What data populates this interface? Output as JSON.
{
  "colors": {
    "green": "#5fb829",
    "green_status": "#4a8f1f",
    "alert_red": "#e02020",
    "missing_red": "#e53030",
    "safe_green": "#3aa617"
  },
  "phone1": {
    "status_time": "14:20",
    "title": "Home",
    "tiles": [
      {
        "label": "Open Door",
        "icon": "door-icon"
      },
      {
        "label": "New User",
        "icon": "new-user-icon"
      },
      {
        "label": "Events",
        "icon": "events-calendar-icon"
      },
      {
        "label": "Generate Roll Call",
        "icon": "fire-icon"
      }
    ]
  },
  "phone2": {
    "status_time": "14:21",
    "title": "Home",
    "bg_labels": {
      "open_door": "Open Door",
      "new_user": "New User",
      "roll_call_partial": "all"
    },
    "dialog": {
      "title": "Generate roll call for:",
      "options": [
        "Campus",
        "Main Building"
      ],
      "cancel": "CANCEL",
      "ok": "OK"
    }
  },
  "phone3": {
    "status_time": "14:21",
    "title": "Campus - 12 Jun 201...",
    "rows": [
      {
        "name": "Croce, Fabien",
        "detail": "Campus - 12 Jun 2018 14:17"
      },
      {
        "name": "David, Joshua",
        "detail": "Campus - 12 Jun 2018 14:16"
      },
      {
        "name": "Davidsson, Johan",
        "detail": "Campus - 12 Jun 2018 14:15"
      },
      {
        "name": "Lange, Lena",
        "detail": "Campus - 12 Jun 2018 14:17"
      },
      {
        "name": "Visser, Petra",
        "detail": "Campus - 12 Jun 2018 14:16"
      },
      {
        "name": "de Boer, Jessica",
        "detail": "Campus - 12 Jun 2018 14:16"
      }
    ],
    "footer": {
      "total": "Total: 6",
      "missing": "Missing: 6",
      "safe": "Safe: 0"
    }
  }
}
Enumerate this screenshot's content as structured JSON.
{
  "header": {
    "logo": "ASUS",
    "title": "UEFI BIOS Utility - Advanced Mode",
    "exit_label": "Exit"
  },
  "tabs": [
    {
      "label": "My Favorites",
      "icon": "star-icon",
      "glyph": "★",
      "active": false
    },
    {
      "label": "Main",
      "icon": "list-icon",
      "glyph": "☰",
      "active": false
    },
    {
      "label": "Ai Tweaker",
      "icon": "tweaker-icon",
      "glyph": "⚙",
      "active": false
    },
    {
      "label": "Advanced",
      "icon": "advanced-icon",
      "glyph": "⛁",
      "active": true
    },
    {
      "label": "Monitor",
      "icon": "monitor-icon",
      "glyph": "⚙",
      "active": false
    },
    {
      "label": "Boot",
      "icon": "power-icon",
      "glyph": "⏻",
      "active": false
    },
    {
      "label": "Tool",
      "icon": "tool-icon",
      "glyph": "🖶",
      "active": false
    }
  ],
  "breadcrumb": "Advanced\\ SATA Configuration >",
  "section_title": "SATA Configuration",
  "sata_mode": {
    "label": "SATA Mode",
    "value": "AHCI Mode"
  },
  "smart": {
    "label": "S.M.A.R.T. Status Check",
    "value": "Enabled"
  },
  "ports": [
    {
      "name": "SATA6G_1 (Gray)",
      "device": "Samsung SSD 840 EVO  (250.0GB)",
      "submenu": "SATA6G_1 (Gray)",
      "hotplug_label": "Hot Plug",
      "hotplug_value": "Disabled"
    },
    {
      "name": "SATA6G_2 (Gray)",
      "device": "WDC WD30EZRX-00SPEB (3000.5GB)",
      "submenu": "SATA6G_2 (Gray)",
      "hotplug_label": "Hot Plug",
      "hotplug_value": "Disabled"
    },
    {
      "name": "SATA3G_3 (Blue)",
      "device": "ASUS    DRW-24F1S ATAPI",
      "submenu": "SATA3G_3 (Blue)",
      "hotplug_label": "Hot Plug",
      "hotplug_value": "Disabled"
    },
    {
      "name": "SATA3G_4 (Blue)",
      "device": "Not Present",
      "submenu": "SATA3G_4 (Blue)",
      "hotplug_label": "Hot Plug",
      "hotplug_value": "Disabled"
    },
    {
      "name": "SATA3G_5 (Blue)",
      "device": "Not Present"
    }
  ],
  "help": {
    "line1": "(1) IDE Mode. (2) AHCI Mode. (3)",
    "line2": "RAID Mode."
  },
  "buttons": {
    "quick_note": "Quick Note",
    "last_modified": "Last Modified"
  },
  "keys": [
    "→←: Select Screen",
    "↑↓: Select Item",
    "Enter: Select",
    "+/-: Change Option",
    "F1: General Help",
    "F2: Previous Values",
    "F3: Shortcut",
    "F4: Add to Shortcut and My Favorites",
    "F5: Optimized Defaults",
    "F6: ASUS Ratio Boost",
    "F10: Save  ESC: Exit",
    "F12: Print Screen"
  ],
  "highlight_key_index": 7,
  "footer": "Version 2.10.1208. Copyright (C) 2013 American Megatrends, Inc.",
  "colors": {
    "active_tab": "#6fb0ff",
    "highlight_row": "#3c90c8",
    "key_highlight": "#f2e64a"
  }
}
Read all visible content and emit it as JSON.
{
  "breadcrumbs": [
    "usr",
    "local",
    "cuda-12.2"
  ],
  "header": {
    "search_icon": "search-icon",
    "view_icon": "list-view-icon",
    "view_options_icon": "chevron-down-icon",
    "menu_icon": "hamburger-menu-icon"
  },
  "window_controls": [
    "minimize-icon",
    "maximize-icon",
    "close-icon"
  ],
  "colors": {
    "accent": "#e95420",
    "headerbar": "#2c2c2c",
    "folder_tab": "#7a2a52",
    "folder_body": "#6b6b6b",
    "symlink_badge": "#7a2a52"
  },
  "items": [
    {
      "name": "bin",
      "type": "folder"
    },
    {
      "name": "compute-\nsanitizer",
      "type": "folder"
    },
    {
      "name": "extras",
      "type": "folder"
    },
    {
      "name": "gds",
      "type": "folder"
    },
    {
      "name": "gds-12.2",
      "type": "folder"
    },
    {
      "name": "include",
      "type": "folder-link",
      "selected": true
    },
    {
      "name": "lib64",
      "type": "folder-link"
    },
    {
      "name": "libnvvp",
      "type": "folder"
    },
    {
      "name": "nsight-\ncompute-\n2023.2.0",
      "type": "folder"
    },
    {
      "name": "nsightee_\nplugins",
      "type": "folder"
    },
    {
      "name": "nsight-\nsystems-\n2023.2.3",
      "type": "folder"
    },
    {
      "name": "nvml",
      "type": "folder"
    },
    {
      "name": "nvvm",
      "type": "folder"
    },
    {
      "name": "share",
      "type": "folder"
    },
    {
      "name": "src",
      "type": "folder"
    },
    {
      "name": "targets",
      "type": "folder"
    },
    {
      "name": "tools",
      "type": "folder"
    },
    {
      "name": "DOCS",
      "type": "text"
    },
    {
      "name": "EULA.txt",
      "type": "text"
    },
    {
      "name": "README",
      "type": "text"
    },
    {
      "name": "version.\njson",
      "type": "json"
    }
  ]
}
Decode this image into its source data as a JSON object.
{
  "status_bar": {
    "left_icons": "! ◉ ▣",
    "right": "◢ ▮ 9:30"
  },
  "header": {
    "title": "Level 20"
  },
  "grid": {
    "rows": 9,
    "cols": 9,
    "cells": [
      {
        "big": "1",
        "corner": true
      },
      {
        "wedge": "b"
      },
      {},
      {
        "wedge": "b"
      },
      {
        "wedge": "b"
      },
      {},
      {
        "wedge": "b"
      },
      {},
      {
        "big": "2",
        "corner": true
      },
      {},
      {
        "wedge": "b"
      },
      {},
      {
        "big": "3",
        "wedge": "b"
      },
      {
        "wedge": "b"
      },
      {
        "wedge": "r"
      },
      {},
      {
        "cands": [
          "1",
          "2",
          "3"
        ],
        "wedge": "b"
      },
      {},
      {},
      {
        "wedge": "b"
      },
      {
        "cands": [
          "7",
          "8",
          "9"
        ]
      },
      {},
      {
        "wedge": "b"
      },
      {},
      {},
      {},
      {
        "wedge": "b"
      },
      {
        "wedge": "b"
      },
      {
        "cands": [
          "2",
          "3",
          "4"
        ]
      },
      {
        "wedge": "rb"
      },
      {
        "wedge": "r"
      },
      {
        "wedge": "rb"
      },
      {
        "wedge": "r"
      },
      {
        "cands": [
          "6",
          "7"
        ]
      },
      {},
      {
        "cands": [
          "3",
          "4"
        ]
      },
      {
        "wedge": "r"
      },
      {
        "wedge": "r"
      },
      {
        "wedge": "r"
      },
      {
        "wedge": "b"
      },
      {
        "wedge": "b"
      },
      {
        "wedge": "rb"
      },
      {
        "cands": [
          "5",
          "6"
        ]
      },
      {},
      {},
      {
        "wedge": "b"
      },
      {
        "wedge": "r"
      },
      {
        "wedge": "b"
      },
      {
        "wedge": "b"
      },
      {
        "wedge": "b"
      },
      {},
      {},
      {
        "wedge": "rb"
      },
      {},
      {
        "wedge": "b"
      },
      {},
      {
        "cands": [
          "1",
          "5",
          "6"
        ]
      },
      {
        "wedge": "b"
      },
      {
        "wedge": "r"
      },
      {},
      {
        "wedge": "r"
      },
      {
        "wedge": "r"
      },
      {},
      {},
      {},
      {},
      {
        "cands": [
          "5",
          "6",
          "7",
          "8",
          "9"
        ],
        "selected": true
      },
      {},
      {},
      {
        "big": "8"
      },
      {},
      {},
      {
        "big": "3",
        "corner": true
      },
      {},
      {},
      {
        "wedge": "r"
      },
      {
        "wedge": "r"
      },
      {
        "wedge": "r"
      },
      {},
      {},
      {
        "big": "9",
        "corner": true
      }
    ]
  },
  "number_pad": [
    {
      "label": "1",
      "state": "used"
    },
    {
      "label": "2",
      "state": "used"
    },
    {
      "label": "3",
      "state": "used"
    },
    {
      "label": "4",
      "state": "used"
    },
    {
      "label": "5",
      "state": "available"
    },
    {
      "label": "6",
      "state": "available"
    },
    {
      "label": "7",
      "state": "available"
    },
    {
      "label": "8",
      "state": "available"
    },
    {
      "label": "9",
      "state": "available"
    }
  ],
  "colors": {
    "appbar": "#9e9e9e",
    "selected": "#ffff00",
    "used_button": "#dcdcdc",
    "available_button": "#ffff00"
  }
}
..........
Work to complete:
Note how many lines of the material contain the string "footer". Then report that number by itself.

Solved exercise:
2